◆ **Task brief**
Tally up the lines where the string "JSON" appears; reply with the number only.

◆ **Source material**

(begin)

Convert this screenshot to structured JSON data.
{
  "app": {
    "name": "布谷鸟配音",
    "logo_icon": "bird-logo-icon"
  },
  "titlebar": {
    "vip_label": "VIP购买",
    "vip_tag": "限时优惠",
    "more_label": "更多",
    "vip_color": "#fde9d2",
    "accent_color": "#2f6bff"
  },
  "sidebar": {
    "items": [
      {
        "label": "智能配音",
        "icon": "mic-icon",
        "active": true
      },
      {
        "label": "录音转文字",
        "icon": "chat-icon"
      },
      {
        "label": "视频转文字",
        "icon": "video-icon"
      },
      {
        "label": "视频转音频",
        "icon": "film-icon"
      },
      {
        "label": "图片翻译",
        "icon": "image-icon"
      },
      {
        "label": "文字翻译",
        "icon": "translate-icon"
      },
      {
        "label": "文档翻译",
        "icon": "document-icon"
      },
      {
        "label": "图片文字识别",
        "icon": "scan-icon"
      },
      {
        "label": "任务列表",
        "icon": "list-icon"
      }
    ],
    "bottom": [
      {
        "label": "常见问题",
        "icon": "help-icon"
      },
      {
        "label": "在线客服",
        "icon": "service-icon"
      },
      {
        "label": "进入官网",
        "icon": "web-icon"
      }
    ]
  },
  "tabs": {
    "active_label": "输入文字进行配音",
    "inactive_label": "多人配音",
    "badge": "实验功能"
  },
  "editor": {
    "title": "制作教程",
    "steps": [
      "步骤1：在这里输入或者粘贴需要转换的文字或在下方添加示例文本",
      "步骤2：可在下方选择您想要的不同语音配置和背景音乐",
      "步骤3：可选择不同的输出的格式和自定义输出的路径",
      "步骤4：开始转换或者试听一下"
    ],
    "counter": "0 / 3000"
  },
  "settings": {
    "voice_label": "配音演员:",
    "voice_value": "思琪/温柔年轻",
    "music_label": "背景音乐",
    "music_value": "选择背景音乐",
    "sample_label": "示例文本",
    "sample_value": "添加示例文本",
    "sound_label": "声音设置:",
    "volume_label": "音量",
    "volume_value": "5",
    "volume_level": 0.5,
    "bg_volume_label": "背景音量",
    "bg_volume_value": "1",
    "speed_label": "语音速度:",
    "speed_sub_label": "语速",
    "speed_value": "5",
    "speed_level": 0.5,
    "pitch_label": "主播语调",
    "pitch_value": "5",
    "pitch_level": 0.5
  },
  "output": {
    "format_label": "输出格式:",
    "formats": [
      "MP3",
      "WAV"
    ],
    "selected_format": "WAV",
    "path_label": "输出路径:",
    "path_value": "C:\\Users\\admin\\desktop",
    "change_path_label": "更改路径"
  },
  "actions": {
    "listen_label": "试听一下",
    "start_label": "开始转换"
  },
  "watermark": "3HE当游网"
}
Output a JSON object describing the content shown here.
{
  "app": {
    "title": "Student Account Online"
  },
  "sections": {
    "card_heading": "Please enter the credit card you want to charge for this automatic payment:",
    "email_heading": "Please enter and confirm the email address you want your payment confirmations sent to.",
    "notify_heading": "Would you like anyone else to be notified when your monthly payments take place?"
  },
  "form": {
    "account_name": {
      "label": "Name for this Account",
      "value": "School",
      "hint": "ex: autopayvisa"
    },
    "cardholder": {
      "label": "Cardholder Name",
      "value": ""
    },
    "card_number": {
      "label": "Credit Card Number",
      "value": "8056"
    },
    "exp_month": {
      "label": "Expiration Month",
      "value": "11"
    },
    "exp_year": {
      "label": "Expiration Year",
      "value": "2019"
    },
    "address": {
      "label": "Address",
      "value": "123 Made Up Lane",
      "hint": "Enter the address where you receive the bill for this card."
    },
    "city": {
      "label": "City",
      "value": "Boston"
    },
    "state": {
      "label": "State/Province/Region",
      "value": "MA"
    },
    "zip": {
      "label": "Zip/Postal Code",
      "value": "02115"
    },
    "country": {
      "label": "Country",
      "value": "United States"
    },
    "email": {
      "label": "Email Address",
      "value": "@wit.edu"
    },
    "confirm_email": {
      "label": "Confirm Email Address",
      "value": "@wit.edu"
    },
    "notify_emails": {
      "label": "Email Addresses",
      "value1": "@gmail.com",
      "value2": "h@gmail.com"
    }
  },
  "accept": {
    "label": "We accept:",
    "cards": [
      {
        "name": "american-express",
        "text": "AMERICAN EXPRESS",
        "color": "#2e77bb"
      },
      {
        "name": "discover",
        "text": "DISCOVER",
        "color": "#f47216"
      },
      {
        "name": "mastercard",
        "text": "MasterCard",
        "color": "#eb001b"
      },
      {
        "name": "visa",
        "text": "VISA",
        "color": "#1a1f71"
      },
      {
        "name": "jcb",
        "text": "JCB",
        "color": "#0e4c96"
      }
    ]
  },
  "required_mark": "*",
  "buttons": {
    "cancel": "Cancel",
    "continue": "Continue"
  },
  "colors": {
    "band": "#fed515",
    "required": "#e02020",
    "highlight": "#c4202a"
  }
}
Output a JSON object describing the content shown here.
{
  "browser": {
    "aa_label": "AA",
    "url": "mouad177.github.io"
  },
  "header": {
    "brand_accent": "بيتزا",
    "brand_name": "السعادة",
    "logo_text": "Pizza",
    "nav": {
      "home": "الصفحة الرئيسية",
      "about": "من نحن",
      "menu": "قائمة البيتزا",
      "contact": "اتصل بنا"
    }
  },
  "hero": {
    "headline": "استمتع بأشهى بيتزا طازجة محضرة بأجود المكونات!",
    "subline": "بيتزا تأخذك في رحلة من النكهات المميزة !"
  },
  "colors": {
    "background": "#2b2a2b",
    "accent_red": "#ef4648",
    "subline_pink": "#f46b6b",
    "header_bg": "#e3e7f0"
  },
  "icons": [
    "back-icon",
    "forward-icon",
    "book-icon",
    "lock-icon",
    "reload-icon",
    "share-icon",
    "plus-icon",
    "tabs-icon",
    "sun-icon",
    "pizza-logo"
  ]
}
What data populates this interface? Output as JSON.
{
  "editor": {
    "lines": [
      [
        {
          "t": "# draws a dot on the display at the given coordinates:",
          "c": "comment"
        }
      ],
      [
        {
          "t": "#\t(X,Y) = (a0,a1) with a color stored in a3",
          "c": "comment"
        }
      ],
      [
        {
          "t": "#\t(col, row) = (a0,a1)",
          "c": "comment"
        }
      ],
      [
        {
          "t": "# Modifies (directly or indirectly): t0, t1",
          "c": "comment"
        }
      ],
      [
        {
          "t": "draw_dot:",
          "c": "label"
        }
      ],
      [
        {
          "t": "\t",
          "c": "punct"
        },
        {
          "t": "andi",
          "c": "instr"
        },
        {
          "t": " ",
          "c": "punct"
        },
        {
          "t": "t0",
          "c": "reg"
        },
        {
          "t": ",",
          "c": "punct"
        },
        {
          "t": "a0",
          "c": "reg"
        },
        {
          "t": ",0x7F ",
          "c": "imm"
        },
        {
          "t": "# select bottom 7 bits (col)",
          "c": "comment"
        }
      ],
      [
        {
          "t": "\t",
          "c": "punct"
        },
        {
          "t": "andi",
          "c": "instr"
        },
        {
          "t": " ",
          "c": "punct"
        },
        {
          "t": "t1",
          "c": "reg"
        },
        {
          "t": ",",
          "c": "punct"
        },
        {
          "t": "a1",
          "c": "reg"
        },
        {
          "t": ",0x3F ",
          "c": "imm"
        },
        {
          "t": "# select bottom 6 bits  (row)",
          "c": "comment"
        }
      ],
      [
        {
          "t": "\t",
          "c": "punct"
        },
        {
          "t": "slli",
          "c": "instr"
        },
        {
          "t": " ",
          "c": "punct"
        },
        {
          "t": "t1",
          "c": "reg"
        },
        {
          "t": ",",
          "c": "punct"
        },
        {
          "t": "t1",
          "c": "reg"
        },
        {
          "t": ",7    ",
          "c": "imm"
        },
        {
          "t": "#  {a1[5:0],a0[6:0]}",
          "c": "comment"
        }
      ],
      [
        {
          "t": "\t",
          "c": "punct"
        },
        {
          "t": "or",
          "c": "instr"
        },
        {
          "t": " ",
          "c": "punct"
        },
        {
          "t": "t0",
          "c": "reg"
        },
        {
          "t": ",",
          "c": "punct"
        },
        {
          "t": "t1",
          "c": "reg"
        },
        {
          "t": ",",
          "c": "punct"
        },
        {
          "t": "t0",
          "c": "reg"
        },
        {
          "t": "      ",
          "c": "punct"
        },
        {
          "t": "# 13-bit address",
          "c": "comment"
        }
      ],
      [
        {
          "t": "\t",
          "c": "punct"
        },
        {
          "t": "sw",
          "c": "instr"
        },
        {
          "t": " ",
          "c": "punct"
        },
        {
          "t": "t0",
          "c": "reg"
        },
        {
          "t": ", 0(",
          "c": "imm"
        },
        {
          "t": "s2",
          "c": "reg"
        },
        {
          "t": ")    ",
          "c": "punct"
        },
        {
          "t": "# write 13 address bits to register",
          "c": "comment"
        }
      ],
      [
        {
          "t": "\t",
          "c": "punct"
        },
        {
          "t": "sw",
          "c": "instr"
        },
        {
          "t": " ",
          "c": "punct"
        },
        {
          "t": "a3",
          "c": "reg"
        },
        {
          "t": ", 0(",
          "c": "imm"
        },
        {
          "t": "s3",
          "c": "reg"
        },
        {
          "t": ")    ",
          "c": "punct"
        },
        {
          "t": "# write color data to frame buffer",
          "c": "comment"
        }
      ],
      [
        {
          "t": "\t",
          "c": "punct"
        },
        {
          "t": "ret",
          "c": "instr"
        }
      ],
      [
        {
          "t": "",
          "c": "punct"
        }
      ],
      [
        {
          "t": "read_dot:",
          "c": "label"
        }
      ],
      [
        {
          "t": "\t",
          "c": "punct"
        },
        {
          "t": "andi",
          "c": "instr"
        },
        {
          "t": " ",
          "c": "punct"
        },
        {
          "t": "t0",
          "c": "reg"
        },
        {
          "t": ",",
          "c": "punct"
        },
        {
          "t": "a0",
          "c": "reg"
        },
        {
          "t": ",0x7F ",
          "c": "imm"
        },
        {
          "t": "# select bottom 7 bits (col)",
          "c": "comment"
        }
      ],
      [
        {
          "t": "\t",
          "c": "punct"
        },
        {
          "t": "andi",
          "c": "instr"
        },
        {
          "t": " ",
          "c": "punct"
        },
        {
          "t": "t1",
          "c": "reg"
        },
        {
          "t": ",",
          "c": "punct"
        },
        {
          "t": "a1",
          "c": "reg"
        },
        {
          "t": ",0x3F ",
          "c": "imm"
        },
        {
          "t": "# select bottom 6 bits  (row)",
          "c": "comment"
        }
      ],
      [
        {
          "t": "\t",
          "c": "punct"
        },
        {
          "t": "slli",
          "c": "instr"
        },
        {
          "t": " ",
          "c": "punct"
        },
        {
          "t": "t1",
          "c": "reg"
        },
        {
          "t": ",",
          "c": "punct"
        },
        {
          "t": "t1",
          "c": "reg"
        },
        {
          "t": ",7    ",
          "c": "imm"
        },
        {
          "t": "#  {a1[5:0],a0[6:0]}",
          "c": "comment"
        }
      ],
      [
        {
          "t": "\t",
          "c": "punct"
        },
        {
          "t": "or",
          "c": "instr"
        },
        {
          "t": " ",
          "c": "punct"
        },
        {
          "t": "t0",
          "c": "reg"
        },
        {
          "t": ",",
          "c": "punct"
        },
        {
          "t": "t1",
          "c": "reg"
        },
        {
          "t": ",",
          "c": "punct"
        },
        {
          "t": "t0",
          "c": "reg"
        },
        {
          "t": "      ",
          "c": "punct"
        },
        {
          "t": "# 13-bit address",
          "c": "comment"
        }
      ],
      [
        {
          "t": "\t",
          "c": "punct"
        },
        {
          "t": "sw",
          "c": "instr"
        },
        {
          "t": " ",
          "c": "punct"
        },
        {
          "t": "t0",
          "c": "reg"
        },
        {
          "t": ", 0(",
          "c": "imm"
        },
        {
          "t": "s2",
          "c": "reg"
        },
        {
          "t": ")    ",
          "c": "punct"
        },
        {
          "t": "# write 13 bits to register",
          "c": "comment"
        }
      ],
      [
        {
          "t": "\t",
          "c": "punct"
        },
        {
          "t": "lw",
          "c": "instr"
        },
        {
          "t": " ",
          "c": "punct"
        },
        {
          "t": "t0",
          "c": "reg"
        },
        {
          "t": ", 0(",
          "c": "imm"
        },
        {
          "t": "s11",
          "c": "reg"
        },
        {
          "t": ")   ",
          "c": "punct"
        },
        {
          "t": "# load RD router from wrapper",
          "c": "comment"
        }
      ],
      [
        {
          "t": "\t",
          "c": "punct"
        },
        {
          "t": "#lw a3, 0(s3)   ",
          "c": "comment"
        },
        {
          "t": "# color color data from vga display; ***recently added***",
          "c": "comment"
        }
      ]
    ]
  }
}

(end)

◆ **Finished answer**
4